DIRECTIONS FOR THIS TASK >> Print the listing below in its entirety, character for character.
-*-
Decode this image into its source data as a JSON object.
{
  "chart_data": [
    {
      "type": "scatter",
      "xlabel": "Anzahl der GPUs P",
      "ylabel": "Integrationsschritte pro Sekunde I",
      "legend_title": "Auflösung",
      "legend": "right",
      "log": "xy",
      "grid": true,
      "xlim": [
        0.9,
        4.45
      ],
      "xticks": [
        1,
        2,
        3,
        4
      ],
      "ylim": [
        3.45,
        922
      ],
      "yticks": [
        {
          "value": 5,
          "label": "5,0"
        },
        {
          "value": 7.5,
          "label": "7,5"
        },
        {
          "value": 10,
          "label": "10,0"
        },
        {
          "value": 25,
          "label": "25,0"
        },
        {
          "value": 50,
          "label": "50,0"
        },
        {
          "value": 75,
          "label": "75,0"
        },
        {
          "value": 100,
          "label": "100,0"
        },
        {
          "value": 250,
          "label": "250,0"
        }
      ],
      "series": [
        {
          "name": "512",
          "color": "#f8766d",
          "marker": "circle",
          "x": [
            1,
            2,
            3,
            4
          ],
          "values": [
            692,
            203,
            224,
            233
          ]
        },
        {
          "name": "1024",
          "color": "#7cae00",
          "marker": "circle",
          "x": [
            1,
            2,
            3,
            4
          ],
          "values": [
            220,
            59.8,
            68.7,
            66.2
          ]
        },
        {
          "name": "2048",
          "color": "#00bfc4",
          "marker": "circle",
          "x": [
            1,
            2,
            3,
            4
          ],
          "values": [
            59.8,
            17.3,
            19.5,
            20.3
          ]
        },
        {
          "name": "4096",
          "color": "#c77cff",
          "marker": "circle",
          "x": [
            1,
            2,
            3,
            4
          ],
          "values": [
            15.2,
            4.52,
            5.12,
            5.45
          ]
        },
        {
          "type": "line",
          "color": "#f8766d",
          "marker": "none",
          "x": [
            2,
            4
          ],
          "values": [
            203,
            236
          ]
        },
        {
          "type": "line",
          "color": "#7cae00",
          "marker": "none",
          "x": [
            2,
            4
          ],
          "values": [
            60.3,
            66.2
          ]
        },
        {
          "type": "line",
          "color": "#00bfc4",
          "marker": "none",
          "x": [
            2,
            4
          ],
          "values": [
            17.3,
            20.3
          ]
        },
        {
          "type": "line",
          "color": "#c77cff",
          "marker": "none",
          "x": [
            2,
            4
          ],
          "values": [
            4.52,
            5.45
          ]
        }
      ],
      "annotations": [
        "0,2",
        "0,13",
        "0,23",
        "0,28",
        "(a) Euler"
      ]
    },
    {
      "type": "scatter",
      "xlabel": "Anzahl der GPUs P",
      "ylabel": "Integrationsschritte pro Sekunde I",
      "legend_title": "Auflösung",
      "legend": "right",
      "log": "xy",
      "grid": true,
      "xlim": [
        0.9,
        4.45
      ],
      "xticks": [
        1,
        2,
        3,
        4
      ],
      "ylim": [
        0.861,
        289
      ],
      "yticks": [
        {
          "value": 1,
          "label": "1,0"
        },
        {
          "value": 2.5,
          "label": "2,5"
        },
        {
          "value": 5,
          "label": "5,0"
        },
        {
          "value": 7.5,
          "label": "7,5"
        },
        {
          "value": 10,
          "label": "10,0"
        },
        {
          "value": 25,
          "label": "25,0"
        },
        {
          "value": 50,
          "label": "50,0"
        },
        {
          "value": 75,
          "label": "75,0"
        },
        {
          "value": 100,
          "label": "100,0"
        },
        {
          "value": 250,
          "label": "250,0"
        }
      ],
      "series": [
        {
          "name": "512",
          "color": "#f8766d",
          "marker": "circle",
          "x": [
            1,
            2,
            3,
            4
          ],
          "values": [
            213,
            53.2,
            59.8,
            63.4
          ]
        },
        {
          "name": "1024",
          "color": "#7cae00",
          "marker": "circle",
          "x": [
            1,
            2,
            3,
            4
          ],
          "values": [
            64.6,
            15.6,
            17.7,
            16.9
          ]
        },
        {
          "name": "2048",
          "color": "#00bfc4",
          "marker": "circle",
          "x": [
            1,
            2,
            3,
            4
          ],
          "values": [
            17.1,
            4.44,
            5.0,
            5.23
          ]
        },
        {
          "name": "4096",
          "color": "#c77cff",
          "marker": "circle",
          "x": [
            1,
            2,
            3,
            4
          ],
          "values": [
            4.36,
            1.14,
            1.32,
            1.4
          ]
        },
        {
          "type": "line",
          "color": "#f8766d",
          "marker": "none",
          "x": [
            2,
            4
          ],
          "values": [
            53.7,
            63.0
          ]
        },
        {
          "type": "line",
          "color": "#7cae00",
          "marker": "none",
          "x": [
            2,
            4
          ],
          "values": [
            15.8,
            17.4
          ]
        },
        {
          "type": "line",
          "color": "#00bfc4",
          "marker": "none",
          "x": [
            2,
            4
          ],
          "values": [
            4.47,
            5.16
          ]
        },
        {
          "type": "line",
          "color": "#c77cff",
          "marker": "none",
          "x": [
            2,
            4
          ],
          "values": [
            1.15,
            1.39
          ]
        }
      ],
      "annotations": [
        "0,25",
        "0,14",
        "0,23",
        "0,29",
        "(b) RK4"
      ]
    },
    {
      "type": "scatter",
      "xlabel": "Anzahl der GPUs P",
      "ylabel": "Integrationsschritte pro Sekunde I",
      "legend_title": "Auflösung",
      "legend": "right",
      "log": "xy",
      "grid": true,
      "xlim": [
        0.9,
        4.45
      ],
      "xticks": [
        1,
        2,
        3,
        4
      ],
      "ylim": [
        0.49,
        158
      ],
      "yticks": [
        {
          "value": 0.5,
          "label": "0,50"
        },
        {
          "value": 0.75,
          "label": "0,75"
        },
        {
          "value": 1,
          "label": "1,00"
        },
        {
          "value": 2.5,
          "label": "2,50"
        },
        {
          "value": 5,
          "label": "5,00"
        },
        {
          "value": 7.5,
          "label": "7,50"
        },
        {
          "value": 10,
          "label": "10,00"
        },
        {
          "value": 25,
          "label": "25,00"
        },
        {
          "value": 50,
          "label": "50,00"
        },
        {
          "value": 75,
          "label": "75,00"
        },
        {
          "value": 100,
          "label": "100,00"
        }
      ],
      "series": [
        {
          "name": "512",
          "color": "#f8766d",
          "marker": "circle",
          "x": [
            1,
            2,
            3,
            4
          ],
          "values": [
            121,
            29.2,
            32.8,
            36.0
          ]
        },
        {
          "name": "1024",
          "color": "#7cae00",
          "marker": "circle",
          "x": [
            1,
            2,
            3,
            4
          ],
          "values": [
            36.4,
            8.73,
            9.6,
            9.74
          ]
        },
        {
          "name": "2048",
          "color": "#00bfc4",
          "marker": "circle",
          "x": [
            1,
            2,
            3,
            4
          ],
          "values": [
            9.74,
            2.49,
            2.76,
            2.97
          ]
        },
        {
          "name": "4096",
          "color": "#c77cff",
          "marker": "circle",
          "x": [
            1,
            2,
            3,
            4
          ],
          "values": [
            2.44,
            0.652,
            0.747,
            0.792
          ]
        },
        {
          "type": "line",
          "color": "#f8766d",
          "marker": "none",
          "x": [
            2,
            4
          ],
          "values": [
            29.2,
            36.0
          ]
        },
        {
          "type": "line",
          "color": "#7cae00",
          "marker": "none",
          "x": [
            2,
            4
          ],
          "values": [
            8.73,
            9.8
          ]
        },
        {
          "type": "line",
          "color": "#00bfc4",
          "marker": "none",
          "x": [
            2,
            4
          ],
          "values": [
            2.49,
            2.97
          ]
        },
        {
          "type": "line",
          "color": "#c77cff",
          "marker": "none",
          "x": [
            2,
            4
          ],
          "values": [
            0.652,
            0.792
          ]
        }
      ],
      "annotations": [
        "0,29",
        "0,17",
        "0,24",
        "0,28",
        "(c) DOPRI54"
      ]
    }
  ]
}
-*-
ANSWER BELOW >>
Decode this image into its source data as a JSON object.
{
  "chart_data": [
    {
      "type": "scatter",
      "xlabel": "Anzahl der GPUs P",
      "ylabel": "Integrationsschritte pro Sekunde I",
      "legend_title": "Auflösung",
      "legend": "right",
      "log": "xy",
      "grid": true,
      "xlim": [
        0.9,
        4.45
      ],
      "xticks": [
        1,
        2,
        3,
        4
      ],
      "ylim": [
        3.45,
        922
      ],
      "yticks": [
        {
          "value": 5,
          "label": "5,0"
        },
        {
          "value": 7.5,
          "label": "7,5"
        },
        {
          "value": 10,
          "label": "10,0"
        },
        {
          "value": 25,
          "label": "25,0"
        },
        {
          "value": 50,
          "label": "50,0"
        },
        {
          "value": 75,
          "label": "75,0"
        },
        {
          "value": 100,
          "label": "100,0"
        },
        {
          "value": 250,
          "label": "250,0"
        }
      ],
      "series": [
        {
          "name": "512",
          "color": "#f8766d",
          "marker": "circle",
          "x": [
            1,
            2,
            3,
            4
          ],
          "values": [
            692,
            203,
            224,
            233
          ]
        },
        {
          "name": "1024",
          "color": "#7cae00",
          "marker": "circle",
          "x": [
            1,
            2,
            3,
            4
          ],
          "values": [
            220,
            59.8,
            68.7,
            66.2
          ]
        },
        {
          "name": "2048",
          "color": "#00bfc4",
          "marker": "circle",
          "x": [
            1,
            2,
            3,
            4
          ],
          "values": [
            59.8,
            17.3,
            19.5,
            20.3
          ]
        },
        {
          "name": "4096",
          "color": "#c77cff",
          "marker": "circle",
          "x": [
            1,
            2,
            3,
            4
          ],
          "values": [
            15.2,
            4.52,
            5.12,
            5.45
          ]
        },
        {
          "type": "line",
          "color": "#f8766d",
          "marker": "none",
          "x": [
            2,
            4
          ],
          "values": [
            203,
            236
          ]
        },
        {
          "type": "line",
          "color": "#7cae00",
          "marker": "none",
          "x": [
            2,
            4
          ],
          "values": [
            60.3,
            66.2
          ]
        },
        {
          "type": "line",
          "color": "#00bfc4",
          "marker": "none",
          "x": [
            2,
            4
          ],
          "values": [
            17.3,
            20.3
          ]
        },
        {
          "type": "line",
          "color": "#c77cff",
          "marker": "none",
          "x": [
            2,
            4
          ],
          "values": [
            4.52,
            5.45
          ]
        }
      ],
      "annotations": [
        "0,2",
        "0,13",
        "0,23",
        "0,28",
        "(a) Euler"
      ]
    },
    {
      "type": "scatter",
      "xlabel": "Anzahl der GPUs P",
      "ylabel": "Integrationsschritte pro Sekunde I",
      "legend_title": "Auflösung",
      "legend": "right",
      "log": "xy",
      "grid": true,
      "xlim": [
        0.9,
        4.45
      ],
      "xticks": [
        1,
        2,
        3,
        4
      ],
      "ylim": [
        0.861,
        289
      ],
      "yticks": [
        {
          "value": 1,
          "label": "1,0"
        },
        {
          "value": 2.5,
          "label": "2,5"
        },
        {
          "value": 5,
          "label": "5,0"
        },
        {
          "value": 7.5,
          "label": "7,5"
        },
        {
          "value": 10,
          "label": "10,0"
        },
        {
          "value": 25,
          "label": "25,0"
        },
        {
          "value": 50,
          "label": "50,0"
        },
        {
          "value": 75,
          "label": "75,0"
        },
        {
          "value": 100,
          "label": "100,0"
        },
        {
          "value": 250,
          "label": "250,0"
        }
      ],
      "series": [
        {
          "name": "512",
          "color": "#f8766d",
          "marker": "circle",
          "x": [
            1,
            2,
            3,
            4
          ],
          "values": [
            213,
            53.2,
            59.8,
            63.4
          ]
        },
        {
          "name": "1024",
          "color": "#7cae00",
          "marker": "circle",
          "x": [
            1,
            2,
            3,
            4
          ],
          "values": [
            64.6,
            15.6,
            17.7,
            16.9
          ]
        },
        {
          "name": "2048",
          "color": "#00bfc4",
          "marker": "circle",
          "x": [
            1,
            2,
            3,
            4
          ],
          "values": [
            17.1,
            4.44,
            5.0,
            5.23
          ]
        },
        {
          "name": "4096",
          "color": "#c77cff",
          "marker": "circle",
          "x": [
            1,
            2,
            3,
            4
          ],
          "values": [
            4.36,
            1.14,
            1.32,
            1.4
          ]
        },
        {
          "type": "line",
          "color": "#f8766d",
          "marker": "none",
          "x": [
            2,
            4
          ],
          "values": [
            53.7,
            63.0
          ]
        },
        {
          "type": "line",
          "color": "#7cae00",
          "marker": "none",
          "x": [
            2,
            4
          ],
          "values": [
            15.8,
            17.4
          ]
        },
        {
          "type": "line",
          "color": "#00bfc4",
          "marker": "none",
          "x": [
            2,
            4
          ],
          "values": [
            4.47,
            5.16
          ]
        },
        {
          "type": "line",
          "color": "#c77cff",
          "marker": "none",
          "x": [
            2,
            4
          ],
          "values": [
            1.15,
            1.39
          ]
        }
      ],
      "annotations": [
        "0,25",
        "0,14",
        "0,23",
        "0,29",
        "(b) RK4"
      ]
    },
    {
      "type": "scatter",
      "xlabel": "Anzahl der GPUs P",
      "ylabel": "Integrationsschritte pro Sekunde I",
      "legend_title": "Auflösung",
      "legend": "right",
      "log": "xy",
      "grid": true,
      "xlim": [
        0.9,
        4.45
      ],
      "xticks": [
        1,
        2,
        3,
        4
      ],
      "ylim": [
        0.49,
        158
      ],
      "yticks": [
        {
          "value": 0.5,
          "label": "0,50"
        },
        {
          "value": 0.75,
          "label": "0,75"
        },
        {
          "value": 1,
          "label": "1,00"
        },
        {
          "value": 2.5,
          "label": "2,50"
        },
        {
          "value": 5,
          "label": "5,00"
        },
        {
          "value": 7.5,
          "label": "7,50"
        },
        {
          "value": 10,
          "label": "10,00"
        },
        {
          "value": 25,
          "label": "25,00"
        },
        {
          "value": 50,
          "label": "50,00"
        },
        {
          "value": 75,
          "label": "75,00"
        },
        {
          "value": 100,
          "label": "100,00"
        }
      ],
      "series": [
        {
          "name": "512",
          "color": "#f8766d",
          "marker": "circle",
          "x": [
            1,
            2,
            3,
            4
          ],
          "values": [
            121,
            29.2,
            32.8,
            36.0
          ]
        },
        {
          "name": "1024",
          "color": "#7cae00",
          "marker": "circle",
          "x": [
            1,
            2,
            3,
            4
          ],
          "values": [
            36.4,
            8.73,
            9.6,
            9.74
          ]
        },
        {
          "name": "2048",
          "color": "#00bfc4",
          "marker": "circle",
          "x": [
            1,
            2,
            3,
            4
          ],
          "values": [
            9.74,
            2.49,
            2.76,
            2.97
          ]
        },
        {
          "name": "4096",
          "color": "#c77cff",
          "marker": "circle",
          "x": [
            1,
            2,
            3,
            4
          ],
          "values": [
            2.44,
            0.652,
            0.747,
            0.792
          ]
        },
        {
          "type": "line",
          "color": "#f8766d",
          "marker": "none",
          "x": [
            2,
            4
          ],
          "values": [
            29.2,
            36.0
          ]
        },
        {
          "type": "line",
          "color": "#7cae00",
          "marker": "none",
          "x": [
            2,
            4
          ],
          "values": [
            8.73,
            9.8
          ]
        },
        {
          "type": "line",
          "color": "#00bfc4",
          "marker": "none",
          "x": [
            2,
            4
          ],
          "values": [
            2.49,
            2.97
          ]
        },
        {
          "type": "line",
          "color": "#c77cff",
          "marker": "none",
          "x": [
            2,
            4
          ],
          "values": [
            0.652,
            0.792
          ]
        }
      ],
      "annotations": [
        "0,29",
        "0,17",
        "0,24",
        "0,28",
        "(c) DOPRI54"
      ]
    }
  ]
}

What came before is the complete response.